> [Bloc de texte]
---+---
Confirmer en toutes ses dispositions le jugement rendu par le TGI de BAYONNE le 21 janvier 2019.

Condamner Mme [I] à verser à M [U] la somme de 2000 € sur le fondement de l'article 700 du Code de procédure civile.

La condamner aux entiers dépens en ce compris les frais d'expertise.

M. [U] fait valoir principalement que Mme [I] n'a jamais dénoncé le permis de construire qu'il avait déposé, que l'expert a outrepassé sa mission en vérifiant la légalité du permis de construire au PLU d'Anglet applicable en 2013, alors qu'il constatait que sa construction était bien conforme au permis délivré, qui respectait le PLU en vigueur en 2004 et qui a fait l'objet de contrôle de conformité le 20 mars et le 21 août 2015. Il soutient, sur le fondement de l'article 1240 du code civil que MmeLUCAS ne démontre pas l'anormalité du trouble de voisinage, le mur de clôture, qui a remplacé une végétation dense et touffue ne lui causant pas de perte d'ensoleillement puisque son abri jardin n'est pas ouvert vers le sud. Il conteste que le terrain de Mme [I] ait été, avant les travaux, plus bas de 70 cm que le sien, le rehaussement réalisé pour sa construction étant au maximum de 46 cm, l'expert ne démontrant pas cette affirmation.

L'ordonnance de clôture a été prononcée le 19 janvier 2022.

MOTIFS DE LA DÉCISION

Sur la régularité du mur construit par M. [U] :

Il ressort de l'article 11.3 du PLU approuvé le 30 juillet 2004, en vigueur pour l'obtention du permis de M. [U] le 15 février 2013 que les clôtures sur la limite séparative ne peuvent dépasser 1,80 mètres, hauteur mesurée à partir du niveau du sol voisin avant affouillement et exhaussement.

Des hauteurs différentes à celles précitées peuvent être admises pour des raisons techniques lorsqu'un ouvrage de soutènement est nécessaire .

Il n'est pas contesté que le sol de la propriété de Mme [I] sous le mur litigieux, n'a pas été rehaussé ou affouillé, il est resté identique puisque la clôture mitoyenne préexistante est restée en place de son côté, alors qu'à l'inverse, le terrain de M. [U] a été rehaussé.

M. [U] a indiqué, dans sa notice d'impact visuel jointe à sa demande de permis de construire, que le terrain serait remodelé par des remblais soutenus par un nouveau mur de soutènement au sud comme c'est déjà le cas à l'OUEST et que les murs sur les limites OUEST et EST seront de 1,80m de haut de côte depuis le sol de la parcelle, celle-ci comportant un mur de soutènement.

Ce descriptif prévoit donc un rehaussement de la parcelle de M. [U], des murs de soutènement en conséquence, et des clôtures à dimension dérogatoire au PLU du fait de ces soutènements. Le permis de construire lui a été accordé sur cette base.
---+---
> [Lignes extraites]
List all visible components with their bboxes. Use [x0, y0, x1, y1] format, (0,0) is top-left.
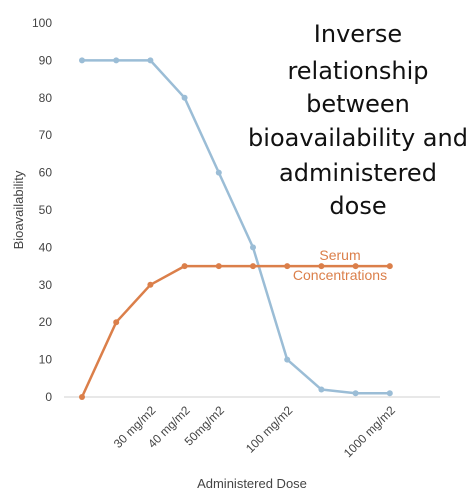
title-line: bioavailability and	[248, 124, 468, 152]
data-point-serum	[386, 263, 393, 270]
data-point-serum	[352, 263, 359, 270]
data-point-bioavailability	[215, 169, 222, 176]
data-point-serum	[147, 281, 154, 288]
y-tick-label: 60	[39, 166, 53, 180]
y-axis-label: Bioavailability	[11, 170, 26, 249]
serum-series-label: Serum Concentrations	[293, 247, 387, 283]
y-tick-label: 70	[39, 128, 53, 142]
series-layer	[79, 57, 393, 400]
data-point-bioavailability	[181, 94, 188, 101]
data-point-serum	[181, 263, 188, 270]
data-point-serum	[284, 263, 291, 270]
y-tick-label: 30	[39, 278, 53, 292]
series-label-line: Concentrations	[293, 267, 387, 283]
y-tick-label: 20	[39, 315, 53, 329]
y-tick-label: 10	[39, 353, 53, 367]
data-point-serum	[250, 263, 256, 270]
y-tick-label: 40	[39, 240, 53, 254]
data-point-bioavailability	[113, 57, 120, 64]
title-line: Inverse	[314, 20, 402, 48]
data-point-bioavailability	[79, 57, 85, 64]
data-point-serum	[318, 263, 325, 270]
y-tick-label: 0	[45, 390, 52, 404]
y-axis-ticks: 0 10 20 30 40 50 60 70 80 90 100	[32, 16, 52, 404]
data-point-bioavailability	[147, 57, 154, 64]
series-label-line: Serum	[319, 247, 360, 263]
y-tick-label: 100	[32, 16, 52, 30]
chart-title: Inverse relationship between bioavailabi…	[248, 20, 468, 220]
x-tick-label: 1000 mg/m2	[341, 403, 398, 460]
title-line: dose	[329, 192, 386, 220]
data-point-bioavailability	[386, 390, 393, 397]
data-point-bioavailability	[318, 386, 325, 393]
y-tick-label: 50	[39, 203, 53, 217]
title-line: administered	[279, 159, 437, 187]
title-line: relationship	[287, 57, 428, 85]
data-point-serum	[79, 394, 85, 400]
data-point-bioavailability	[352, 390, 359, 397]
data-point-serum	[215, 263, 222, 270]
data-point-serum	[113, 319, 120, 326]
y-tick-label: 90	[39, 53, 53, 67]
series-line-serum	[80, 264, 390, 398]
data-point-bioavailability	[284, 356, 291, 363]
y-tick-label: 80	[39, 91, 53, 105]
x-axis-label: Administered Dose	[197, 476, 307, 491]
data-point-bioavailability	[250, 244, 256, 251]
x-tick-label: 100 mg/m2	[243, 403, 296, 456]
title-line: between	[306, 90, 410, 118]
series-line-bioavailability	[82, 59, 390, 395]
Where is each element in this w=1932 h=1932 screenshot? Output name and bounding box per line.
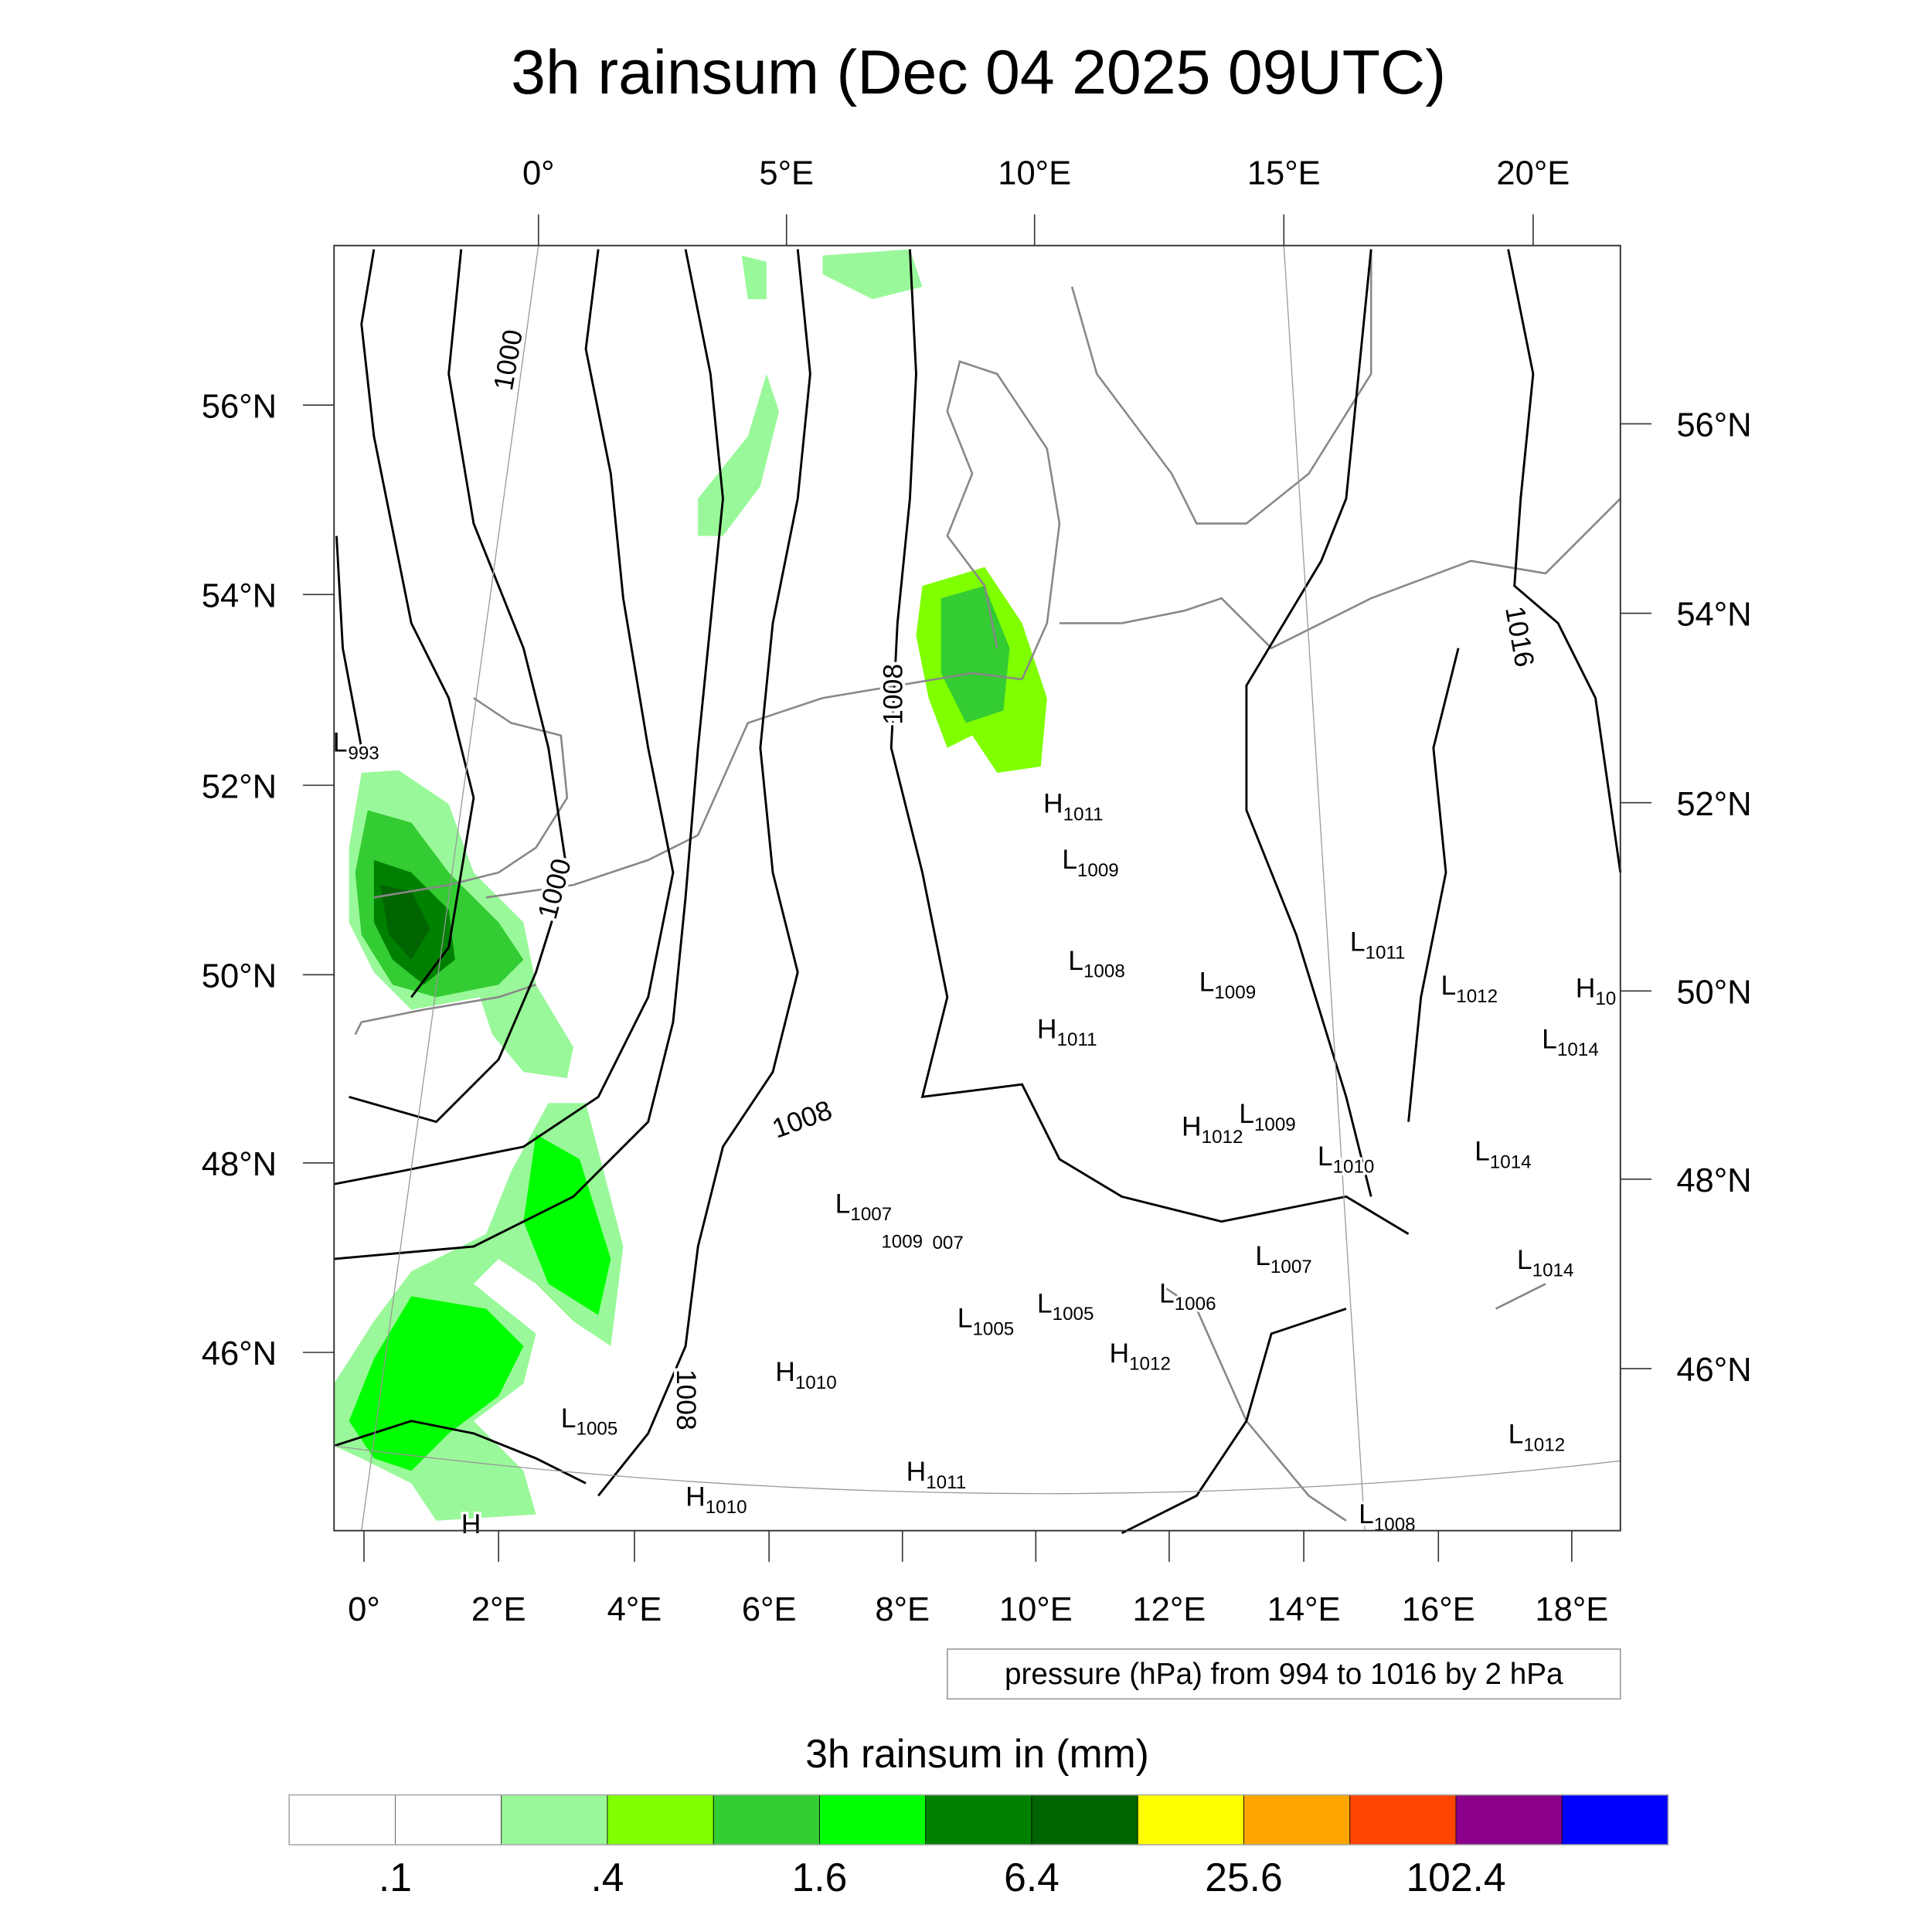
low-pressure-label: L1014 xyxy=(1475,1136,1532,1173)
colorbar-swatch xyxy=(1031,1794,1138,1845)
isobars xyxy=(333,249,1622,1535)
low-pressure-label: L1009 xyxy=(1062,844,1119,881)
colorbar-label: 1.6 xyxy=(792,1855,848,1900)
colorbar-swatch xyxy=(1137,1794,1244,1845)
plot-frame xyxy=(333,244,1621,1532)
colorbar-swatch xyxy=(1349,1794,1457,1845)
isobar-label: 1008 xyxy=(878,664,909,725)
colorbar-swatch xyxy=(713,1794,820,1845)
low-pressure-label: L1009 xyxy=(1199,966,1257,1003)
left-axis-label: 56°N xyxy=(202,388,277,425)
left-axis-label: 52°N xyxy=(202,768,277,805)
low-pressure-label: L1005 xyxy=(1037,1287,1094,1325)
high-pressure-label: H xyxy=(461,1509,481,1539)
colorbar-swatch xyxy=(1561,1794,1668,1845)
low-pressure-label: L1012 xyxy=(1441,970,1498,1007)
low-pressure-label: L1012 xyxy=(1509,1419,1566,1456)
colorbar-swatch xyxy=(925,1794,1032,1845)
bottom-axis-label: 8°E xyxy=(875,1591,930,1628)
high-pressure-label: H1012 xyxy=(1109,1338,1170,1375)
bottom-axis-label: 16°E xyxy=(1402,1591,1475,1628)
bottom-axis-label: 2°E xyxy=(471,1591,526,1628)
right-axis-label: 54°N xyxy=(1676,597,1751,634)
high-pressure-label: H10 xyxy=(1576,972,1617,1009)
low-pressure-label: L1007 xyxy=(1255,1240,1312,1277)
top-axis-label: 0° xyxy=(522,155,555,192)
rain-area-north-sea xyxy=(698,249,923,536)
high-pressure-label: H1012 xyxy=(1182,1111,1243,1148)
left-axis-label: 54°N xyxy=(202,577,277,614)
top-axis-label: 20°E xyxy=(1496,155,1570,192)
bottom-axis-label: 14°E xyxy=(1267,1591,1341,1628)
colorbar-swatch xyxy=(607,1794,714,1845)
contour-info-box: pressure (hPa) from 994 to 1016 by 2 hPa xyxy=(947,1648,1621,1700)
low-pressure-label: 1009 xyxy=(881,1232,923,1253)
colorbar-label: 6.4 xyxy=(1004,1855,1060,1900)
colorbar-label: 25.6 xyxy=(1205,1855,1282,1900)
top-axis-label: 15°E xyxy=(1247,155,1321,192)
right-axis-label: 56°N xyxy=(1676,407,1751,444)
left-axis-label: 50°N xyxy=(202,957,277,995)
colorbar-swatch xyxy=(288,1794,396,1845)
right-axis-label: 48°N xyxy=(1676,1162,1751,1199)
colorbar-swatch xyxy=(501,1794,608,1845)
low-pressure-label: L1010 xyxy=(1318,1141,1375,1178)
high-pressure-label: H1010 xyxy=(775,1356,836,1393)
right-axis-label: 46°N xyxy=(1676,1352,1751,1389)
isobar-label: 1008 xyxy=(671,1369,702,1430)
top-axis-label: 5°E xyxy=(759,155,814,192)
colorbar-title: 3h rainsum in (mm) xyxy=(805,1731,1149,1776)
bottom-axis-label: 4°E xyxy=(607,1591,662,1628)
colorbar-label: .4 xyxy=(590,1855,624,1900)
high-pressure-label: H1011 xyxy=(1037,1014,1097,1051)
colorbar-swatch xyxy=(1455,1794,1563,1845)
colorbar-label: 102.4 xyxy=(1406,1855,1505,1900)
colorbar-swatch xyxy=(819,1794,927,1845)
rain-area-south-mid xyxy=(349,1134,611,1471)
colorbar-label: .1 xyxy=(379,1855,412,1900)
low-pressure-label: L1008 xyxy=(1068,945,1125,982)
colorbar-swatch xyxy=(1243,1794,1351,1845)
top-axis-label: 10°E xyxy=(998,155,1071,192)
map-title: 3h rainsum (Dec 04 2025 09UTC) xyxy=(511,38,1446,107)
high-pressure-label: H1011 xyxy=(906,1456,967,1493)
right-axis-label: 50°N xyxy=(1676,974,1751,1011)
left-axis-label: 48°N xyxy=(202,1146,277,1183)
right-axis-label: 52°N xyxy=(1676,786,1751,823)
low-pressure-label: L1007 xyxy=(835,1188,893,1225)
bottom-axis-label: 6°E xyxy=(742,1591,797,1628)
low-pressure-label: L1008 xyxy=(1359,1498,1416,1536)
high-pressure-label: H1011 xyxy=(1043,788,1104,825)
bottom-axis-label: 18°E xyxy=(1535,1591,1608,1628)
colorbar-swatch xyxy=(395,1794,502,1845)
low-pressure-label: 007 xyxy=(932,1233,963,1253)
axes: 0° 5°E 10°E 15°E 20°E 56°N 54°N 52°N 50°N 48°N 46°… xyxy=(202,155,1752,1628)
low-pressure-label: L1005 xyxy=(561,1403,618,1440)
low-pressure-label: L1005 xyxy=(957,1303,1015,1340)
low-pressure-label: L1009 xyxy=(1239,1098,1296,1135)
low-pressure-label: L1011 xyxy=(1350,927,1406,964)
low-pressure-label: L1014 xyxy=(1542,1023,1599,1060)
graticule xyxy=(334,245,1621,1531)
low-pressure-label: L1006 xyxy=(1159,1277,1216,1315)
low-pressure-label: L1014 xyxy=(1517,1244,1574,1281)
colorbar: .1 .4 1.6 6.4 25.6 102.4 xyxy=(288,1794,1669,1900)
bottom-axis-label: 10°E xyxy=(999,1591,1073,1628)
left-axis-label: 46°N xyxy=(202,1335,277,1372)
bottom-axis-label: 0° xyxy=(348,1591,380,1628)
bottom-axis-label: 12°E xyxy=(1132,1591,1206,1628)
high-pressure-label: H1010 xyxy=(685,1481,747,1518)
contour-info-text: pressure (hPa) from 994 to 1016 by 2 hPa xyxy=(1005,1658,1563,1691)
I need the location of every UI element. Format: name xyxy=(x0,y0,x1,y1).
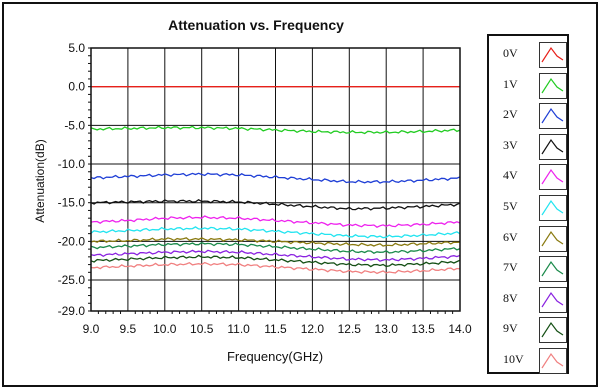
---+---
> [Travail demandé]
- A) Répondez aux questions suivantes à partir de la décision sur le mur de clôture.
(i) À quelle date l'ordonnance de clôture a-t-elle été prononcée ?
(ii) Selon l'article 11.3 du PLU, quelle hauteur les clôtures sur la limite séparative ne peuvent-elles pas dépasser ?
(iii) Quelle somme est réclamée sur le fondement de l'article 700 du Code de procédure civile ?
- B) Donnez la suite de la décision sur le mur de clôture, à partir de sa dernière phrase.

> [Réponses par tâche]
- A)
(i) L'ordonnance de clôture a été prononcée le 19 janvier 2022.
(ii) Les clôtures sur la limite séparative ne peuvent pas dépasser 1,80 mètre.
(iii) La somme réclamée est de 2000 €.

- B)
L'expert judiciaire a ainsi pu constater que le nouveau mur de béton installé par M.[U], était bien inférieur à 1,80 mètres par rapport au niveau rehaussé du sol du terrain de celui-ci, (ce qui lui a permis d'obtenir le certificat de conformité de sa construction le 8 août 2016) mais qu'il représente une hauteur de 2,95 mètres par rapport au niveau du sol naturel de la propriété de Mme [I].

Même si cette limite est passée à 2 mètres dans le nouveau PLU, la hauteur de la clôture OUEST de M. [U] ne constitue pas, au regard de la dérogation possible en cas de rehaussement, une irrégularité.

Sur le trouble anormal de voisinage :

L'indemnisation de troubles anormaux du voisinage est fondée sur l'abus de son droit de propriété par un propriétaire, et ne s'apprécie pas au regard des avantages perdus par le voisin qui s'en plaint mais de la situation objectivement créée de nature à modifier gravement les conditions de vie de celui-ci.

Or en l'espèce, il résulte des photos versées au débat de part et d'autre que la terrasse couverte située en fond de jardin de la propriété de Mme [I], servant de salle à manger d'été, située contre la clôture litigieuse et orientée à l'EST, bénéficiait non seulement du soleil dans la matinée en été et d'une bonne luminosité le reste de la journée, mais également d'une perspective végétalisée du fait de la présence d'arbustes derrière le grillage qui surmontait le muret mitoyen qui ne faisait que 50 cm de hauteur séparant leurs fonds.

Or, la construction du mur de béton de près de 3 mètres de hauteur quasiment contre le toit de cette terrasse d'été revient à enclore cette terrasse qui est déjà fermée sur 2 côtés, ne laissant plus aucune luminosité à celle-ci, et prive en outre une partie du jardin d'une bande d'ensoleillement.

Or, la hauteur très importante de cette clôture, en fond de jardin, et alors que la parcelle de Mme [I] est en contrebas du terrain de M. [U], apparaît sans aucun intérêt pour M. [U] qui, avec une hauteur de 2 mètres calculée depuis le sol de sa voisine, obtenait une garantie suffisante d'intimité pour lui-même puisque supérieure à la taille habituelle des personnes (cf photo 15 de la pièce 20, constat du 30 septembre 2019) et aurait été sans préjudice pour Mme [I].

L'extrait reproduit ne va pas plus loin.